Dataset listings of figures:
[Begin]

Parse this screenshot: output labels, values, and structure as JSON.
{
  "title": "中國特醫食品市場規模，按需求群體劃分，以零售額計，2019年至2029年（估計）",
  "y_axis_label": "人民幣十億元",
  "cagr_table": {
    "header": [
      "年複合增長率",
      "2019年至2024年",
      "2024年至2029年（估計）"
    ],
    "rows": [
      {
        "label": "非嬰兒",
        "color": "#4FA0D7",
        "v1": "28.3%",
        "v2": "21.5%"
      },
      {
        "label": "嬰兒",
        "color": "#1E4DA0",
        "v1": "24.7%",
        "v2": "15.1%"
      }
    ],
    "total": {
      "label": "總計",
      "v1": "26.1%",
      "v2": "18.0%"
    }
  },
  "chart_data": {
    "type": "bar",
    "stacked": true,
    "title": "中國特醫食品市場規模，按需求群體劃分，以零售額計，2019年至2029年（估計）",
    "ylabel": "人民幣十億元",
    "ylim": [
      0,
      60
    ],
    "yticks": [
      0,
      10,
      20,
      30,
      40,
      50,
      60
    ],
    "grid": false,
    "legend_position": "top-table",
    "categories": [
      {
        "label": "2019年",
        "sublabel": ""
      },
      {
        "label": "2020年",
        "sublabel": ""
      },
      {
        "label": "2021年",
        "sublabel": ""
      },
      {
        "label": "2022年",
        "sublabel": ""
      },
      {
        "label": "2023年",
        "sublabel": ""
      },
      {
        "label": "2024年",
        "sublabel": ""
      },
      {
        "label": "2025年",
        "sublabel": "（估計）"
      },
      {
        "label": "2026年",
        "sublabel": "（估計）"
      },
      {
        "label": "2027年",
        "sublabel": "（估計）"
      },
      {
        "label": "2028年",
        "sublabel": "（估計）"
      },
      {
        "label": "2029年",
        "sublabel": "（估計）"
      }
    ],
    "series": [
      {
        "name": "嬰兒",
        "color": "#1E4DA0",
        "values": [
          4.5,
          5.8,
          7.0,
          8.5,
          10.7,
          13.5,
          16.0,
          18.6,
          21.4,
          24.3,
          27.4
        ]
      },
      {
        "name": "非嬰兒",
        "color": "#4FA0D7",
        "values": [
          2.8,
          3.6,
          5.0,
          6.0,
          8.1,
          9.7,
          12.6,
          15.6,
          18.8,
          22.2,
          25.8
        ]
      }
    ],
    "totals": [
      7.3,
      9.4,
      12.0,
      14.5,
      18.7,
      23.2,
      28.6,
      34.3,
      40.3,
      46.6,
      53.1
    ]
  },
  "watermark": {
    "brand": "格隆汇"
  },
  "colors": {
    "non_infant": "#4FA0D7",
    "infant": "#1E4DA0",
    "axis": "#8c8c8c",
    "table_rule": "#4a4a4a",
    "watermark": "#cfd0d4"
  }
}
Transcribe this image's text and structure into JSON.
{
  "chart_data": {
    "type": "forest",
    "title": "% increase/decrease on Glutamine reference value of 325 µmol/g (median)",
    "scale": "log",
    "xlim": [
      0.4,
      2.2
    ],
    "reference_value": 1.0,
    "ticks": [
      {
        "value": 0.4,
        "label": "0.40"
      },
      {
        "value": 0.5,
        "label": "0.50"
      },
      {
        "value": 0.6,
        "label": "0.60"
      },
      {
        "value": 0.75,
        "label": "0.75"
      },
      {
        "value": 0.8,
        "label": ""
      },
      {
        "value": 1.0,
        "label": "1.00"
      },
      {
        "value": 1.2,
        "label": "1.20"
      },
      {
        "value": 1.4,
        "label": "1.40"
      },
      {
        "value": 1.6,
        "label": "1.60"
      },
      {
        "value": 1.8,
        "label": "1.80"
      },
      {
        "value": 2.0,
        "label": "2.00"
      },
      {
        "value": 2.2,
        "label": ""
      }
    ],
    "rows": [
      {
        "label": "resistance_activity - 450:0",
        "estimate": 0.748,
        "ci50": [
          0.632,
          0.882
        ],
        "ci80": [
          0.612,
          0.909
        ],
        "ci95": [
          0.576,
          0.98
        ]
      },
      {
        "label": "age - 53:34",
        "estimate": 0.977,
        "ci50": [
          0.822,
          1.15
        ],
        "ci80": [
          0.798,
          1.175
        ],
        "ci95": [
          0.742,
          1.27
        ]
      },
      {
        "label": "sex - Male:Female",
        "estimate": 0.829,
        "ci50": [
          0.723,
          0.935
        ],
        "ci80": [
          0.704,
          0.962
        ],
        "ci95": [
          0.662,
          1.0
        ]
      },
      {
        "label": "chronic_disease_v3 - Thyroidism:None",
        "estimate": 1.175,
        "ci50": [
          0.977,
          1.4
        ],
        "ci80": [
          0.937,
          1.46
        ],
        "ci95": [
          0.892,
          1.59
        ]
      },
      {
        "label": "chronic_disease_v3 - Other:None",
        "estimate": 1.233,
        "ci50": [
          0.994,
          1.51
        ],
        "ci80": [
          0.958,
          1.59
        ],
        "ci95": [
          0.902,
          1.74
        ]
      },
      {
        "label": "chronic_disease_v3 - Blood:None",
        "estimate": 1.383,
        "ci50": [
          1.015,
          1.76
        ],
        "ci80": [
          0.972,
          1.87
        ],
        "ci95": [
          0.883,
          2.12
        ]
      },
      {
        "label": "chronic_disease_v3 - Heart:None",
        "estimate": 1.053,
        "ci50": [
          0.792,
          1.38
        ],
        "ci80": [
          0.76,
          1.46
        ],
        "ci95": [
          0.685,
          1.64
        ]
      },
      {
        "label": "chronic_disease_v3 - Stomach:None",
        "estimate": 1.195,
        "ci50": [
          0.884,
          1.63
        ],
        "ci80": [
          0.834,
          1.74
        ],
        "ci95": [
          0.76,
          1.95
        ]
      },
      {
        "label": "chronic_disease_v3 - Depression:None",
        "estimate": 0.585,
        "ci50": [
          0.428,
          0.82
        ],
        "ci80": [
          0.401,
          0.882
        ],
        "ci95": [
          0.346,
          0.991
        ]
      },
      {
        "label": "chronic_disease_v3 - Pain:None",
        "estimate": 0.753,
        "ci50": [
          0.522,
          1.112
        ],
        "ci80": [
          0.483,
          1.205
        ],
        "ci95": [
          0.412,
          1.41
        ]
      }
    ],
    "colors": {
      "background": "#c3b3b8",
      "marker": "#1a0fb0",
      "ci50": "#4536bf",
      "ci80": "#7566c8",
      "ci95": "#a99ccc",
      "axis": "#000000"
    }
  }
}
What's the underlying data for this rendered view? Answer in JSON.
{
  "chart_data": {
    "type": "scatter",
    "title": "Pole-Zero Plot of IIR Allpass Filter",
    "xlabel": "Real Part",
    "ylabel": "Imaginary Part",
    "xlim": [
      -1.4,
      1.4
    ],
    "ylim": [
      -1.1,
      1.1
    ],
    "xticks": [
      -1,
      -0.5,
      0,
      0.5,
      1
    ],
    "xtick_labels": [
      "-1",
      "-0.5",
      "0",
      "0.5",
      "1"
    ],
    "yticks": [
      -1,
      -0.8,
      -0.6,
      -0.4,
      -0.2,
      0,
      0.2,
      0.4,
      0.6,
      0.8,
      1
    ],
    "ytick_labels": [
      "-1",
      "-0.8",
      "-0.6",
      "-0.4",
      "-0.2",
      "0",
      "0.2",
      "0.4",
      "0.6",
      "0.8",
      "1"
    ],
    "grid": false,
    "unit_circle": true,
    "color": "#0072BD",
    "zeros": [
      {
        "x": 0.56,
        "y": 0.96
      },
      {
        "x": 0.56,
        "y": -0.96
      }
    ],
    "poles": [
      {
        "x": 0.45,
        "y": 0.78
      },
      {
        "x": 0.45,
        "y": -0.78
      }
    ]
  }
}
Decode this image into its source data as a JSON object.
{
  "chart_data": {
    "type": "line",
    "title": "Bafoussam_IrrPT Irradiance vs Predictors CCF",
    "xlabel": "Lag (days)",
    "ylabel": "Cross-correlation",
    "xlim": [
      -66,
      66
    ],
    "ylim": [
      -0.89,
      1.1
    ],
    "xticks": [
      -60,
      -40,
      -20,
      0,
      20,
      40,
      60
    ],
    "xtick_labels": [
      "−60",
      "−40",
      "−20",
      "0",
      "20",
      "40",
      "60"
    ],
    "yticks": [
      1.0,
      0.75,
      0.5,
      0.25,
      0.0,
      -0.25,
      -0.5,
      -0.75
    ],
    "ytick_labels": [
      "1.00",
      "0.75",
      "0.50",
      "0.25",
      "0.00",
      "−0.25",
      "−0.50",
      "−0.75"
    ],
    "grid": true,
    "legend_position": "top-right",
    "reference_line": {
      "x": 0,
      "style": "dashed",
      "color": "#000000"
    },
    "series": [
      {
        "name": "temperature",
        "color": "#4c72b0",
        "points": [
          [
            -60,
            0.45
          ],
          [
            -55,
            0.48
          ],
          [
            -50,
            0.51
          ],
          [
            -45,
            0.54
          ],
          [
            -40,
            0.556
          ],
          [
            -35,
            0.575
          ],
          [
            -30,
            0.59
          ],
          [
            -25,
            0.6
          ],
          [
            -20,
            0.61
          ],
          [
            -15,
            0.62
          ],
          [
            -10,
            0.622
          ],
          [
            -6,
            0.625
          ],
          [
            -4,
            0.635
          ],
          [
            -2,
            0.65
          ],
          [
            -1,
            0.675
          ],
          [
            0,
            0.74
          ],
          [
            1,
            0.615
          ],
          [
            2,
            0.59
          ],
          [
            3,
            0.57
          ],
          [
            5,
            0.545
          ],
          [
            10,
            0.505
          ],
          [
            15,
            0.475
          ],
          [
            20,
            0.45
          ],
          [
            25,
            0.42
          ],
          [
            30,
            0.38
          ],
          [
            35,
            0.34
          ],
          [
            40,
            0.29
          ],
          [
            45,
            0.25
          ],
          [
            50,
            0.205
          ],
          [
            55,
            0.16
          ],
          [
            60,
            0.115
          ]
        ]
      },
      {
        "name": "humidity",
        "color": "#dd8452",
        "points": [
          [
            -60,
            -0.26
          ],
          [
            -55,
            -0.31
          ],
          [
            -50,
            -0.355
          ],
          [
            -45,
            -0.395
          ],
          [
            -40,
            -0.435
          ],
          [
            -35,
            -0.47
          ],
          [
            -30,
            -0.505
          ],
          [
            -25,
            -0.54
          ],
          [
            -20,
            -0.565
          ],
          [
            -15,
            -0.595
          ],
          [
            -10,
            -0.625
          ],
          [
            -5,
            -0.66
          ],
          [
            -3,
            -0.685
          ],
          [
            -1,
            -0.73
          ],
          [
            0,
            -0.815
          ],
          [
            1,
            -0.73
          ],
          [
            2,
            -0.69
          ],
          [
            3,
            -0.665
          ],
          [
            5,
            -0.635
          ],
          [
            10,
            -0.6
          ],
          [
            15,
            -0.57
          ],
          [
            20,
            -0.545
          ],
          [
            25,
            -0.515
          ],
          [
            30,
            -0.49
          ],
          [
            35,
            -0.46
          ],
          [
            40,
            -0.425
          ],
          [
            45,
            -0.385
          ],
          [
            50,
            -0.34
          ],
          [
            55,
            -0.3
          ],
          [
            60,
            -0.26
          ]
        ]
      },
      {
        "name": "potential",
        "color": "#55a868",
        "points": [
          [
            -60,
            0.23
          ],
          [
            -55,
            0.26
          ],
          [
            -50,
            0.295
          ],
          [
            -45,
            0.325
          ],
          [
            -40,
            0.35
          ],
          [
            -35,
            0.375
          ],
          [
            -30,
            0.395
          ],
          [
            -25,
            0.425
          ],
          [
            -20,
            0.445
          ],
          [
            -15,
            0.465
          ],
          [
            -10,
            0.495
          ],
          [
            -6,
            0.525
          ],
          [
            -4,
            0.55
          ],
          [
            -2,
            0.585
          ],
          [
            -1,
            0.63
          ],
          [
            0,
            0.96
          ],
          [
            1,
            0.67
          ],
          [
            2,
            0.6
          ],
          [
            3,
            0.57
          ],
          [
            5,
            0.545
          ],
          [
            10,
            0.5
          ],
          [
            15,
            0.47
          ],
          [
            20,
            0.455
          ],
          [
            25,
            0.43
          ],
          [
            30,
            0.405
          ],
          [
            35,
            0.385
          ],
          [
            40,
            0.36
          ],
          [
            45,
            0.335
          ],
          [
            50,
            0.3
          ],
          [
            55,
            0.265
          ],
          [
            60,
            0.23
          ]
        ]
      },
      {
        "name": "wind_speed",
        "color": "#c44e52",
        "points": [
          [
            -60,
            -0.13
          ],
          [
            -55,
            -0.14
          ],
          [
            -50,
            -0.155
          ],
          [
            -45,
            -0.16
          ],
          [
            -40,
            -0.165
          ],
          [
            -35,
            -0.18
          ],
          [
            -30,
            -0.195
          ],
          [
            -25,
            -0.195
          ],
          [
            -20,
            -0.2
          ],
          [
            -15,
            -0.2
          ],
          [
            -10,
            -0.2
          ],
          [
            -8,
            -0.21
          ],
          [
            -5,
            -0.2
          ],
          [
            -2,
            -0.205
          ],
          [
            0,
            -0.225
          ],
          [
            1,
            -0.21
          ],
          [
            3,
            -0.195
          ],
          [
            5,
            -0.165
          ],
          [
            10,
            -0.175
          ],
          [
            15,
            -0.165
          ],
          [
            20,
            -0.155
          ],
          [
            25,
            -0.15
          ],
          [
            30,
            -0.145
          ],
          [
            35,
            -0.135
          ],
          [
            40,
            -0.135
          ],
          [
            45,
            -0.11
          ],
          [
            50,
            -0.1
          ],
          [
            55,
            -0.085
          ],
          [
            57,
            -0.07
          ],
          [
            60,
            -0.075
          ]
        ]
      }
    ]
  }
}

[End]

Challenge:
Identify each line in the records above containing the word "Part"; copy those lines.

Task result:
    "xlabel": "Real Part",
    "ylabel": "Imaginary Part",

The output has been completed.